— BEGIN Data supplied —

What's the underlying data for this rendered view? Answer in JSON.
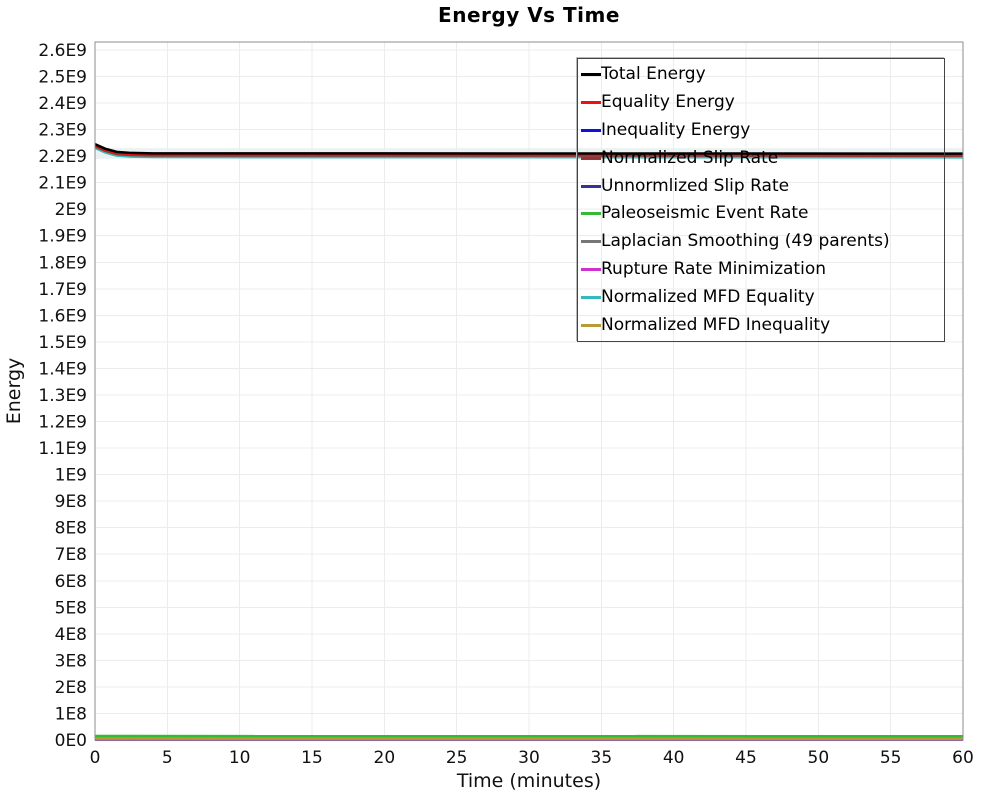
{
  "chart_data": {
    "type": "line",
    "title": "Energy Vs Time",
    "xlabel": "Time (minutes)",
    "ylabel": "Energy",
    "xlim": [
      0,
      60
    ],
    "ylim": [
      0,
      2630000000
    ],
    "grid": true,
    "legend_position": "top-right-inside",
    "legend_background": "transparent",
    "x_ticks": [
      0,
      5,
      10,
      15,
      20,
      25,
      30,
      35,
      40,
      45,
      50,
      55,
      60
    ],
    "x_tick_labels": [
      "0",
      "5",
      "10",
      "15",
      "20",
      "25",
      "30",
      "35",
      "40",
      "45",
      "50",
      "55",
      "60"
    ],
    "y_tick_step": 100000000,
    "y_tick_labels": [
      "0E0",
      "1E8",
      "2E8",
      "3E8",
      "4E8",
      "5E8",
      "6E8",
      "7E8",
      "8E8",
      "9E8",
      "1E9",
      "1.1E9",
      "1.2E9",
      "1.3E9",
      "1.4E9",
      "1.5E9",
      "1.6E9",
      "1.7E9",
      "1.8E9",
      "1.9E9",
      "2E9",
      "2.1E9",
      "2.2E9",
      "2.3E9",
      "2.4E9",
      "2.5E9",
      "2.6E9"
    ],
    "series": [
      {
        "name": "Total Energy",
        "color": "#000000",
        "width": 2.5,
        "x": [
          0,
          0.7,
          1.5,
          2.5,
          4,
          60
        ],
        "y": [
          2245000000.0,
          2228000000.0,
          2216000000.0,
          2212000000.0,
          2210500000.0,
          2209500000.0
        ]
      },
      {
        "name": "Equality Energy",
        "color": "#ee1111",
        "width": 2.5,
        "x": [
          0,
          0.7,
          1.5,
          2.5,
          4,
          60
        ],
        "y": [
          2241000000.0,
          2224000000.0,
          2212000000.0,
          2208000000.0,
          2206500000.0,
          2205500000.0
        ]
      },
      {
        "name": "Inequality Energy",
        "color": "#1111dd",
        "width": 2,
        "x": [
          0,
          60
        ],
        "y": [
          1000000.0,
          1000000.0
        ]
      },
      {
        "name": "Normalized Slip Rate",
        "color": "#993333",
        "width": 2.5,
        "x": [
          0,
          0.7,
          1.5,
          2.5,
          4,
          60
        ],
        "y": [
          2237000000.0,
          2220000000.0,
          2208000000.0,
          2204000000.0,
          2202500000.0,
          2201500000.0
        ]
      },
      {
        "name": "Unnormlized Slip Rate",
        "color": "#333399",
        "width": 2,
        "x": [
          0,
          60
        ],
        "y": [
          1000000.0,
          1000000.0
        ]
      },
      {
        "name": "Paleoseismic Event Rate",
        "color": "#33bb33",
        "width": 2.5,
        "x": [
          0,
          60
        ],
        "y": [
          15000000.0,
          14000000.0
        ]
      },
      {
        "name": "Laplacian Smoothing (49 parents)",
        "color": "#777777",
        "width": 2,
        "x": [
          0,
          60
        ],
        "y": [
          2000000.0,
          2000000.0
        ]
      },
      {
        "name": "Rupture Rate Minimization",
        "color": "#cc33cc",
        "width": 2,
        "x": [
          0,
          60
        ],
        "y": [
          1000000.0,
          1000000.0
        ]
      },
      {
        "name": "Normalized MFD Equality",
        "color": "#33bbbb",
        "width": 2.5,
        "x": [
          0,
          0.7,
          1.5,
          2.5,
          4,
          60
        ],
        "y": [
          2231000000.0,
          2214000000.0,
          2202000000.0,
          2198000000.0,
          2196500000.0,
          2195500000.0
        ]
      },
      {
        "name": "Normalized MFD Inequality",
        "color": "#bb9933",
        "width": 2.5,
        "x": [
          0,
          60
        ],
        "y": [
          7000000.0,
          6000000.0
        ]
      }
    ],
    "draw_order": [
      4,
      2,
      7,
      6,
      9,
      5,
      8,
      3,
      1,
      0
    ],
    "colors": {
      "grid": "#ececec",
      "axis_border": "#8c8c8c",
      "tick_label": "#111111",
      "halo_band": "#dfe9e9"
    }
  }
}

— END Data supplied —

Task requirements:
Write every record out again exactly; no pictures belong in the copy.

In response:
What's the underlying data for this rendered view? Answer in JSON.
{
  "chart_data": {
    "type": "line",
    "title": "Energy Vs Time",
    "xlabel": "Time (minutes)",
    "ylabel": "Energy",
    "xlim": [
      0,
      60
    ],
    "ylim": [
      0,
      2630000000
    ],
    "grid": true,
    "legend_position": "top-right-inside",
    "legend_background": "transparent",
    "x_ticks": [
      0,
      5,
      10,
      15,
      20,
      25,
      30,
      35,
      40,
      45,
      50,
      55,
      60
    ],
    "x_tick_labels": [
      "0",
      "5",
      "10",
      "15",
      "20",
      "25",
      "30",
      "35",
      "40",
      "45",
      "50",
      "55",
      "60"
    ],
    "y_tick_step": 100000000,
    "y_tick_labels": [
      "0E0",
      "1E8",
      "2E8",
      "3E8",
      "4E8",
      "5E8",
      "6E8",
      "7E8",
      "8E8",
      "9E8",
      "1E9",
      "1.1E9",
      "1.2E9",
      "1.3E9",
      "1.4E9",
      "1.5E9",
      "1.6E9",
      "1.7E9",
      "1.8E9",
      "1.9E9",
      "2E9",
      "2.1E9",
      "2.2E9",
      "2.3E9",
      "2.4E9",
      "2.5E9",
      "2.6E9"
    ],
    "series": [
      {
        "name": "Total Energy",
        "color": "#000000",
        "width": 2.5,
        "x": [
          0,
          0.7,
          1.5,
          2.5,
          4,
          60
        ],
        "y": [
          2245000000.0,
          2228000000.0,
          2216000000.0,
          2212000000.0,
          2210500000.0,
          2209500000.0
        ]
      },
      {
        "name": "Equality Energy",
        "color": "#ee1111",
        "width": 2.5,
        "x": [
          0,
          0.7,
          1.5,
          2.5,
          4,
          60
        ],
        "y": [
          2241000000.0,
          2224000000.0,
          2212000000.0,
          2208000000.0,
          2206500000.0,
          2205500000.0
        ]
      },
      {
        "name": "Inequality Energy",
        "color": "#1111dd",
        "width": 2,
        "x": [
          0,
          60
        ],
        "y": [
          1000000.0,
          1000000.0
        ]
      },
      {
        "name": "Normalized Slip Rate",
        "color": "#993333",
        "width": 2.5,
        "x": [
          0,
          0.7,
          1.5,
          2.5,
          4,
          60
        ],
        "y": [
          2237000000.0,
          2220000000.0,
          2208000000.0,
          2204000000.0,
          2202500000.0,
          2201500000.0
        ]
      },
      {
        "name": "Unnormlized Slip Rate",
        "color": "#333399",
        "width": 2,
        "x": [
          0,
          60
        ],
        "y": [
          1000000.0,
          1000000.0
        ]
      },
      {
        "name": "Paleoseismic Event Rate",
        "color": "#33bb33",
        "width": 2.5,
        "x": [
          0,
          60
        ],
        "y": [
          15000000.0,
          14000000.0
        ]
      },
      {
        "name": "Laplacian Smoothing (49 parents)",
        "color": "#777777",
        "width": 2,
        "x": [
          0,
          60
        ],
        "y": [
          2000000.0,
          2000000.0
        ]
      },
      {
        "name": "Rupture Rate Minimization",
        "color": "#cc33cc",
        "width": 2,
        "x": [
          0,
          60
        ],
        "y": [
          1000000.0,
          1000000.0
        ]
      },
      {
        "name": "Normalized MFD Equality",
        "color": "#33bbbb",
        "width": 2.5,
        "x": [
          0,
          0.7,
          1.5,
          2.5,
          4,
          60
        ],
        "y": [
          2231000000.0,
          2214000000.0,
          2202000000.0,
          2198000000.0,
          2196500000.0,
          2195500000.0
        ]
      },
      {
        "name": "Normalized MFD Inequality",
        "color": "#bb9933",
        "width": 2.5,
        "x": [
          0,
          60
        ],
        "y": [
          7000000.0,
          6000000.0
        ]
      }
    ],
    "draw_order": [
      4,
      2,
      7,
      6,
      9,
      5,
      8,
      3,
      1,
      0
    ],
    "colors": {
      "grid": "#ececec",
      "axis_border": "#8c8c8c",
      "tick_label": "#111111",
      "halo_band": "#dfe9e9"
    }
  }
}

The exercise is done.